Angle Between Planes and Directions: Interplanar Angle Formula

In crystallographic analysis — particularly in EBSD, TEM diffraction pattern analysis, and texture studies — it is often necessary to calculate the angle between two planes or two directions. For cubic crystals, the formulas are straightforward because the reciprocal and real-space lattices coincide.

Angle between directions [u₁v₁w₁] and [u₂v₂w₂] (cubic only):
  cosφ = (u₁u₂ + v₁v₂ + w₁w₂) / [√(u₁²+v₁²+w₁²) × √(u₂²+v₂²+w₂²)]

Angle between planes (h₁k₁l₁) and (h₂k₂l₂) — same formula in cubic (since
plane normal [hkl] ∥ direction [hkl] in cubic):
  cosφ = (h₁h₂ + k₁k₂ + l₁l₂) / [√(h₁²+k₁²+l₁²) × √(h₂²+k₂²+l₂²)]

Worked examples:
  Angle between (100) and (110):
    cosφ = (1·1 + 0·1 + 0·0) / (1 × √2) = 1/√2 → φ = 45°

  Angle between (111) and (110):
    cosφ = (1·1 + 1·1 + 1·0) / (√3 × √2) = 2/√6 = 0.8165 → φ = 35.26°
    → This is the angle between the FCC slip plane normal and slip plane edge,
       relevant to EBSD texture analysis and pole figure interpretation

  Angle between [100] and [111]:
    cosφ = 1/(1 × √3) = 0.577 → φ = 54.74°
    → The "magic angle" between cube edge and body diagonal in cubic

Zone axis [uvw] containing planes (h₁k₁l₁) and (h₂k₂l₂):
  [uvw] = (h₁k₁l₁) × (h₂k₂l₂)  (cross product)
  u = k₁l₂ − k₂l₁
  v = l₁h₂ − l₂h₁
  w = h₁k₂ − h₂k₁

  Example: Zone axis containing (110) and (111):
    u = 1×1 − 1×1 = 0
    v = 1×1 − 1×1 = 0
    w = 1×1 − 1×1 = 0  → error: try (110) and (001):
    u = 1×1 − 0×0 = 1
    v = 0×0 − 1×1 = −1
    w = 1×0 − 1×0 = 0  → zone axis = [11̄0]

EBSD and Texture: Miller Indices in Orientation Analysis

Electron Backscatter Diffraction (EBSD) is the primary tool for orientation mapping of polycrystalline metals, and it is built entirely on Miller index theory. When a polished crystalline specimen is tilted at 70° and illuminated by a focused electron beam in an SEM, backscattered electrons form Kikuchi bands in the diffraction pattern. Each band corresponds to a specific (hkl) plane: its width is proportional to dhkl, and its geometry (angular distances from other bands) matches the interplanar angles in the crystal. Software indexes these patterns by matching the measured pattern to a library of calculated Kikuchi patterns for the known crystal structure, yielding three Euler angles that describe the crystal orientation.

The resulting orientation maps are displayed using the inverse pole figure (IPF) colour key: each grain is coloured according to which crystallographic direction ⟨hkl⟩ is parallel to a chosen sample direction (e.g., the rolling direction or surface normal). The standard cubic IPF triangle assigns red to [001], green to [101], and blue to [111] — so a red grain has its [001] direction aligned with the sample normal, a blue grain has [111] aligned, etc. This colour coding is fundamentally a Miller index mapping.

# Records from a collection:
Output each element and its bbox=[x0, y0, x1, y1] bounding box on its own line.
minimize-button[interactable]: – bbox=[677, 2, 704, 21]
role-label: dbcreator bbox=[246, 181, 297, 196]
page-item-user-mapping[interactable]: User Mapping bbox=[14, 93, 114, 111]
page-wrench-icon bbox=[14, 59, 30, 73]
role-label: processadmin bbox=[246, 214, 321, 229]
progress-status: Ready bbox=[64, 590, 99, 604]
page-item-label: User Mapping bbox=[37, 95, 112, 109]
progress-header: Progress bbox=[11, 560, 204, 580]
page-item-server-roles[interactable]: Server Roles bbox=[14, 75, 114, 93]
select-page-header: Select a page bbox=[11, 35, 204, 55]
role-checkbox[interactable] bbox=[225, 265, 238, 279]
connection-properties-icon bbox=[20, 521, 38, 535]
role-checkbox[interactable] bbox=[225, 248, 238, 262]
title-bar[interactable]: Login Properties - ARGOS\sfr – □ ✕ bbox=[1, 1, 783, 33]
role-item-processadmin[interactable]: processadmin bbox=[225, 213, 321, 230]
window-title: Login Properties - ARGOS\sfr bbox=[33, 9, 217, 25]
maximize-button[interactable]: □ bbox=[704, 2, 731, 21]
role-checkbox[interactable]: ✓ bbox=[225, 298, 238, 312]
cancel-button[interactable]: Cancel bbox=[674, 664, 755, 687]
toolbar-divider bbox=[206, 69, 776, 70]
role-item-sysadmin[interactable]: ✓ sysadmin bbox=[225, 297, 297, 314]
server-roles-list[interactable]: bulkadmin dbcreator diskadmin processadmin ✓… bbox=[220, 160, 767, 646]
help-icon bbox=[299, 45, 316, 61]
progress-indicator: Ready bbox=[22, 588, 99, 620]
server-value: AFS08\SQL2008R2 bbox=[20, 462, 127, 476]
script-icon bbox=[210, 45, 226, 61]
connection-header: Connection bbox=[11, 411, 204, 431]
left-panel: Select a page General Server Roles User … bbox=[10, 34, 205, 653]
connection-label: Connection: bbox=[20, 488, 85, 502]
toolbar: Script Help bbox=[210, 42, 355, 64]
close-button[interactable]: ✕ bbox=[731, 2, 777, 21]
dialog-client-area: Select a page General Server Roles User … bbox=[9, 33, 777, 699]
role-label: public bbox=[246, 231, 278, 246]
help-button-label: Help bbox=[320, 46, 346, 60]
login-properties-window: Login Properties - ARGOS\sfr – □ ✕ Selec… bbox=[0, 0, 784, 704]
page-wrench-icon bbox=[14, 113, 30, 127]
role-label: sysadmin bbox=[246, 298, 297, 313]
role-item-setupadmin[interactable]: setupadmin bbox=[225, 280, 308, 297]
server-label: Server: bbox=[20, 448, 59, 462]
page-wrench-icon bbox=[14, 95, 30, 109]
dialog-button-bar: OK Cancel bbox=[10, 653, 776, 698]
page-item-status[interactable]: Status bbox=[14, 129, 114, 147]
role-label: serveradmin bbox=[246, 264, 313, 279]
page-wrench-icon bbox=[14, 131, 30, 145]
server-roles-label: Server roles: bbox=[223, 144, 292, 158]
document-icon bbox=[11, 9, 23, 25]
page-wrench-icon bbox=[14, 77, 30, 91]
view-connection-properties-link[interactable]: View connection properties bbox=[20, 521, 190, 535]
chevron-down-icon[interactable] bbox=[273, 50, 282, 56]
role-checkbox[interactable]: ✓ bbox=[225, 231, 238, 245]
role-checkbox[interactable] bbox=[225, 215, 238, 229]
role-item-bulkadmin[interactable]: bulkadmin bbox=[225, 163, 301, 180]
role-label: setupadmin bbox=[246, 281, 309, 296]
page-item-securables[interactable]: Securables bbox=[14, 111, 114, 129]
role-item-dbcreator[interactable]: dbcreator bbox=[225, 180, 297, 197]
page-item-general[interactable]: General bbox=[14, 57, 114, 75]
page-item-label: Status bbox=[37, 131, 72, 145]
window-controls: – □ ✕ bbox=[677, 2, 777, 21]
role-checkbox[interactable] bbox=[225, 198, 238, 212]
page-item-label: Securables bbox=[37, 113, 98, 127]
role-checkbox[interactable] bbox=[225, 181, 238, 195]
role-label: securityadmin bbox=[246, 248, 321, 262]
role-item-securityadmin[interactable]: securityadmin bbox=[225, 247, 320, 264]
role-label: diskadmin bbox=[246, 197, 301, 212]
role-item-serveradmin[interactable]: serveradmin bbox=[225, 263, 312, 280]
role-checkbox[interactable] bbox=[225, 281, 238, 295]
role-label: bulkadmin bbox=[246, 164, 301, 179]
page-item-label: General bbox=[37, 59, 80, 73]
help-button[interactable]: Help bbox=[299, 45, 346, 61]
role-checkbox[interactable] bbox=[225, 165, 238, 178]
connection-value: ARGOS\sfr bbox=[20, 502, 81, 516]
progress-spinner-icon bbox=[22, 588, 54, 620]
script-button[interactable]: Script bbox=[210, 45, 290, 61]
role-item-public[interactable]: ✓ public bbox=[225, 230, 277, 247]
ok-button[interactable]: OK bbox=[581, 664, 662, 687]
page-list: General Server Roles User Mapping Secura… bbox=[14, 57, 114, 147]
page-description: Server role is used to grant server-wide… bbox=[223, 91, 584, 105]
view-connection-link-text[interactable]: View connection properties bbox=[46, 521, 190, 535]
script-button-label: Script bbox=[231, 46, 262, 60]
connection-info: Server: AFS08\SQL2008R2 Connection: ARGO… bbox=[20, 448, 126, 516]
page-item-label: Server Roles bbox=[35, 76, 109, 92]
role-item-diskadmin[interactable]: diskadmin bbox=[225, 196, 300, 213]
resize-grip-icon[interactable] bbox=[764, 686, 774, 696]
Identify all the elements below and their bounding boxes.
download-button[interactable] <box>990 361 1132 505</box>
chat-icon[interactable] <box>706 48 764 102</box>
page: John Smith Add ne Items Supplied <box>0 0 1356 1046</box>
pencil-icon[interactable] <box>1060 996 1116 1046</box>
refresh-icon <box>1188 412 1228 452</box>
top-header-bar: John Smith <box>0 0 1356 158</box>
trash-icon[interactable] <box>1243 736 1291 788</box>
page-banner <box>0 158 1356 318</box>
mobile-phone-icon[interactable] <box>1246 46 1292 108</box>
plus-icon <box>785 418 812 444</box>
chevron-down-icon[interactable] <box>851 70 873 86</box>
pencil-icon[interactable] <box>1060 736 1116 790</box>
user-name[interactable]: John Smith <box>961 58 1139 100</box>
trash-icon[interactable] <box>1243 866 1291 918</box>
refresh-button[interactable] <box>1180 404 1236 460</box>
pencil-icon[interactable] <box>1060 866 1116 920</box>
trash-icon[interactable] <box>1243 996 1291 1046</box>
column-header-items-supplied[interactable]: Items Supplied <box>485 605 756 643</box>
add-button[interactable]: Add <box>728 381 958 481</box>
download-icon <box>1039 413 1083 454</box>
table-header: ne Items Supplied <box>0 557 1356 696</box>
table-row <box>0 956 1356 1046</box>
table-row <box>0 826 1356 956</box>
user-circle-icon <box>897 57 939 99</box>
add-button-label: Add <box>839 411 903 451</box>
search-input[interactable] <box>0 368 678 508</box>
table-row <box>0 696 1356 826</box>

# DIRECTION:
Copy the stretch of the text on interplanar angles from "The resulting orientation" through "Miller index mapping.". Work only from the text on interplanar angles.

# THE OUTPUT:
The resulting orientation maps are displayed using the inverse pole figure (IPF) colour key: each grain is coloured according to which crystallographic direction ⟨hkl⟩ is parallel to a chosen sample direction (e.g., the rolling direction or surface normal). The standard cubic IPF triangle assigns red to [001], green to [101], and blue to [111] — so a red grain has its [001] direction aligned with the sample normal, a blue grain has [111] aligned, etc. This colour coding is fundamentally a Miller index mapping.